TASK PROMPT -
The records that follow need to be output exactly as they are.

EXERCISE INPUTS -

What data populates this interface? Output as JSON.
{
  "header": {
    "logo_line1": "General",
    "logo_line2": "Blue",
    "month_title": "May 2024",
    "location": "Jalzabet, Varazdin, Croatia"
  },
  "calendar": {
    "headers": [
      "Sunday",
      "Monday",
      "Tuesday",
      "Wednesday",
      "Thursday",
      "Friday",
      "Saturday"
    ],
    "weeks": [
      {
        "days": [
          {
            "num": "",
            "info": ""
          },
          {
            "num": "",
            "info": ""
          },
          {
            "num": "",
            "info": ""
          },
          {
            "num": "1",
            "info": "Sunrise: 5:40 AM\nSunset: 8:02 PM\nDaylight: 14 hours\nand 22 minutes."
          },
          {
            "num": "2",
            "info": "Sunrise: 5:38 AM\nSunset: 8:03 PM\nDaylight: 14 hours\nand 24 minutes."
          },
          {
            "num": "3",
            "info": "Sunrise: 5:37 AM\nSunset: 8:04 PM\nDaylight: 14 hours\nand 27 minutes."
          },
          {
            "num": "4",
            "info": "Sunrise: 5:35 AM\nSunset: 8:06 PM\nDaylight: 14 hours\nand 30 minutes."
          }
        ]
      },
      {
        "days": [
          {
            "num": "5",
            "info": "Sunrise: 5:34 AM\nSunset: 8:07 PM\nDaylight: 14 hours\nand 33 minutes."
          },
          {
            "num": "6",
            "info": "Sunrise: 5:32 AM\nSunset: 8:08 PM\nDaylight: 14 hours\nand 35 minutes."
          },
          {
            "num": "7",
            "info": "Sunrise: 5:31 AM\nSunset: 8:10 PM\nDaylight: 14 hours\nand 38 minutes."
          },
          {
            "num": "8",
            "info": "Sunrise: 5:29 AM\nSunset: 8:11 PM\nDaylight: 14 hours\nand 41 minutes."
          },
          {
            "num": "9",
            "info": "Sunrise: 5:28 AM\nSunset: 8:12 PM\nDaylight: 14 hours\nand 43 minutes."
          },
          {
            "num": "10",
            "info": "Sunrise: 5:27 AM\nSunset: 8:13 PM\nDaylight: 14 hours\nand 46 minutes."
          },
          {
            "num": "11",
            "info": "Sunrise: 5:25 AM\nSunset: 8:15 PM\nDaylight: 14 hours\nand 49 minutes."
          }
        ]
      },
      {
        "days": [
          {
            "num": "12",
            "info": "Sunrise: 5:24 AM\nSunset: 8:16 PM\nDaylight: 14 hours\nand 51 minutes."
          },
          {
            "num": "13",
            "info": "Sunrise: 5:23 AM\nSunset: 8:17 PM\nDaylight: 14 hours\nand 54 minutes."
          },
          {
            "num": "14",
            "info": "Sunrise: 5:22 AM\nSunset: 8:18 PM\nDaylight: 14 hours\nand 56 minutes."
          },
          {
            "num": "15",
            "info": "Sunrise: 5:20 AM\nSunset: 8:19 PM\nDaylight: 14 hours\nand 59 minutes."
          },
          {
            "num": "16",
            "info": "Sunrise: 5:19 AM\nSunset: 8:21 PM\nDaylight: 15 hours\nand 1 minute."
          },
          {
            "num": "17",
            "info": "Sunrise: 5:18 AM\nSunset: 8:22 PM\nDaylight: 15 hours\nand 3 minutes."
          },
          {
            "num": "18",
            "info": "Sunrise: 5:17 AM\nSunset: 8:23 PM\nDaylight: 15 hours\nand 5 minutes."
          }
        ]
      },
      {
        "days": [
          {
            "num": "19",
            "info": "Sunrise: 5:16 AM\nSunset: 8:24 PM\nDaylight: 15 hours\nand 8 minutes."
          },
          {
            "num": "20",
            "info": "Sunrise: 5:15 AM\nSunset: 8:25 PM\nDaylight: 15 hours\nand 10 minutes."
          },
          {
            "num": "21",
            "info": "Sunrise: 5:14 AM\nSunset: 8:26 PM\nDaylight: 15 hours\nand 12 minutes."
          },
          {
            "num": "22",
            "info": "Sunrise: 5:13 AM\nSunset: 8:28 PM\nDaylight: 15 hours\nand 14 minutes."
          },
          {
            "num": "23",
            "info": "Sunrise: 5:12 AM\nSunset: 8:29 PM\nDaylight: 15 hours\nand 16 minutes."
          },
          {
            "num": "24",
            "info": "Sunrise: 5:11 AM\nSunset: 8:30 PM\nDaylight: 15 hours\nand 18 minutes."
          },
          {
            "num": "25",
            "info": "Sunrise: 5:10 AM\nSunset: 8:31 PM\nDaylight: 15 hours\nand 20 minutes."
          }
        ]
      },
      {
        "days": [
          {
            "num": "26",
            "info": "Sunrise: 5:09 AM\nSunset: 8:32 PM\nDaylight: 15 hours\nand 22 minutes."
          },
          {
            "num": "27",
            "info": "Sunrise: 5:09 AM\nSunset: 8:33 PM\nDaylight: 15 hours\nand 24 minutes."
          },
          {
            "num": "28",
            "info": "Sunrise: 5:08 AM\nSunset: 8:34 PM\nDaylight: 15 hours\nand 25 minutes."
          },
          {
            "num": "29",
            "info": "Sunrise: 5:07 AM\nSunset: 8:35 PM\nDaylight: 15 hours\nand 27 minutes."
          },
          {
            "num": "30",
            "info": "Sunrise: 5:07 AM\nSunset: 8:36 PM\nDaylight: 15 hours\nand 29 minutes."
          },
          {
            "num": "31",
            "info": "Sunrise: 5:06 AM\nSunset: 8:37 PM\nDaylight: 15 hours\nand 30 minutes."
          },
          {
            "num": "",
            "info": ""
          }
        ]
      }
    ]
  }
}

CORRECT RESULT -
What data populates this interface? Output as JSON.
{
  "header": {
    "logo_line1": "General",
    "logo_line2": "Blue",
    "month_title": "May 2024",
    "location": "Jalzabet, Varazdin, Croatia"
  },
  "calendar": {
    "headers": [
      "Sunday",
      "Monday",
      "Tuesday",
      "Wednesday",
      "Thursday",
      "Friday",
      "Saturday"
    ],
    "weeks": [
      {
        "days": [
          {
            "num": "",
            "info": ""
          },
          {
            "num": "",
            "info": ""
          },
          {
            "num": "",
            "info": ""
          },
          {
            "num": "1",
            "info": "Sunrise: 5:40 AM\nSunset: 8:02 PM\nDaylight: 14 hours\nand 22 minutes."
          },
          {
            "num": "2",
            "info": "Sunrise: 5:38 AM\nSunset: 8:03 PM\nDaylight: 14 hours\nand 24 minutes."
          },
          {
            "num": "3",
            "info": "Sunrise: 5:37 AM\nSunset: 8:04 PM\nDaylight: 14 hours\nand 27 minutes."
          },
          {
            "num": "4",
            "info": "Sunrise: 5:35 AM\nSunset: 8:06 PM\nDaylight: 14 hours\nand 30 minutes."
          }
        ]
      },
      {
        "days": [
          {
            "num": "5",
            "info": "Sunrise: 5:34 AM\nSunset: 8:07 PM\nDaylight: 14 hours\nand 33 minutes."
          },
          {
            "num": "6",
            "info": "Sunrise: 5:32 AM\nSunset: 8:08 PM\nDaylight: 14 hours\nand 35 minutes."
          },
          {
            "num": "7",
            "info": "Sunrise: 5:31 AM\nSunset: 8:10 PM\nDaylight: 14 hours\nand 38 minutes."
          },
          {
            "num": "8",
            "info": "Sunrise: 5:29 AM\nSunset: 8:11 PM\nDaylight: 14 hours\nand 41 minutes."
          },
          {
            "num": "9",
            "info": "Sunrise: 5:28 AM\nSunset: 8:12 PM\nDaylight: 14 hours\nand 43 minutes."
          },
          {
            "num": "10",
            "info": "Sunrise: 5:27 AM\nSunset: 8:13 PM\nDaylight: 14 hours\nand 46 minutes."
          },
          {
            "num": "11",
            "info": "Sunrise: 5:25 AM\nSunset: 8:15 PM\nDaylight: 14 hours\nand 49 minutes."
          }
        ]
      },
      {
        "days": [
          {
            "num": "12",
            "info": "Sunrise: 5:24 AM\nSunset: 8:16 PM\nDaylight: 14 hours\nand 51 minutes."
          },
          {
            "num": "13",
            "info": "Sunrise: 5:23 AM\nSunset: 8:17 PM\nDaylight: 14 hours\nand 54 minutes."
          },
          {
            "num": "14",
            "info": "Sunrise: 5:22 AM\nSunset: 8:18 PM\nDaylight: 14 hours\nand 56 minutes."
          },
          {
            "num": "15",
            "info": "Sunrise: 5:20 AM\nSunset: 8:19 PM\nDaylight: 14 hours\nand 59 minutes."
          },
          {
            "num": "16",
            "info": "Sunrise: 5:19 AM\nSunset: 8:21 PM\nDaylight: 15 hours\nand 1 minute."
          },
          {
            "num": "17",
            "info": "Sunrise: 5:18 AM\nSunset: 8:22 PM\nDaylight: 15 hours\nand 3 minutes."
          },
          {
            "num": "18",
            "info": "Sunrise: 5:17 AM\nSunset: 8:23 PM\nDaylight: 15 hours\nand 5 minutes."
          }
        ]
      },
      {
        "days": [
          {
            "num": "19",
            "info": "Sunrise: 5:16 AM\nSunset: 8:24 PM\nDaylight: 15 hours\nand 8 minutes."
          },
          {
            "num": "20",
            "info": "Sunrise: 5:15 AM\nSunset: 8:25 PM\nDaylight: 15 hours\nand 10 minutes."
          },
          {
            "num": "21",
            "info": "Sunrise: 5:14 AM\nSunset: 8:26 PM\nDaylight: 15 hours\nand 12 minutes."
          },
          {
            "num": "22",
            "info": "Sunrise: 5:13 AM\nSunset: 8:28 PM\nDaylight: 15 hours\nand 14 minutes."
          },
          {
            "num": "23",
            "info": "Sunrise: 5:12 AM\nSunset: 8:29 PM\nDaylight: 15 hours\nand 16 minutes."
          },
          {
            "num": "24",
            "info": "Sunrise: 5:11 AM\nSunset: 8:30 PM\nDaylight: 15 hours\nand 18 minutes."
          },
          {
            "num": "25",
            "info": "Sunrise: 5:10 AM\nSunset: 8:31 PM\nDaylight: 15 hours\nand 20 minutes."
          }
        ]
      },
      {
        "days": [
          {
            "num": "26",
            "info": "Sunrise: 5:09 AM\nSunset: 8:32 PM\nDaylight: 15 hours\nand 22 minutes."
          },
          {
            "num": "27",
            "info": "Sunrise: 5:09 AM\nSunset: 8:33 PM\nDaylight: 15 hours\nand 24 minutes."
          },
          {
            "num": "28",
            "info": "Sunrise: 5:08 AM\nSunset: 8:34 PM\nDaylight: 15 hours\nand 25 minutes."
          },
          {
            "num": "29",
            "info": "Sunrise: 5:07 AM\nSunset: 8:35 PM\nDaylight: 15 hours\nand 27 minutes."
          },
          {
            "num": "30",
            "info": "Sunrise: 5:07 AM\nSunset: 8:36 PM\nDaylight: 15 hours\nand 29 minutes."
          },
          {
            "num": "31",
            "info": "Sunrise: 5:06 AM\nSunset: 8:37 PM\nDaylight: 15 hours\nand 30 minutes."
          },
          {
            "num": "",
            "info": ""
          }
        ]
      }
    ]
  }
}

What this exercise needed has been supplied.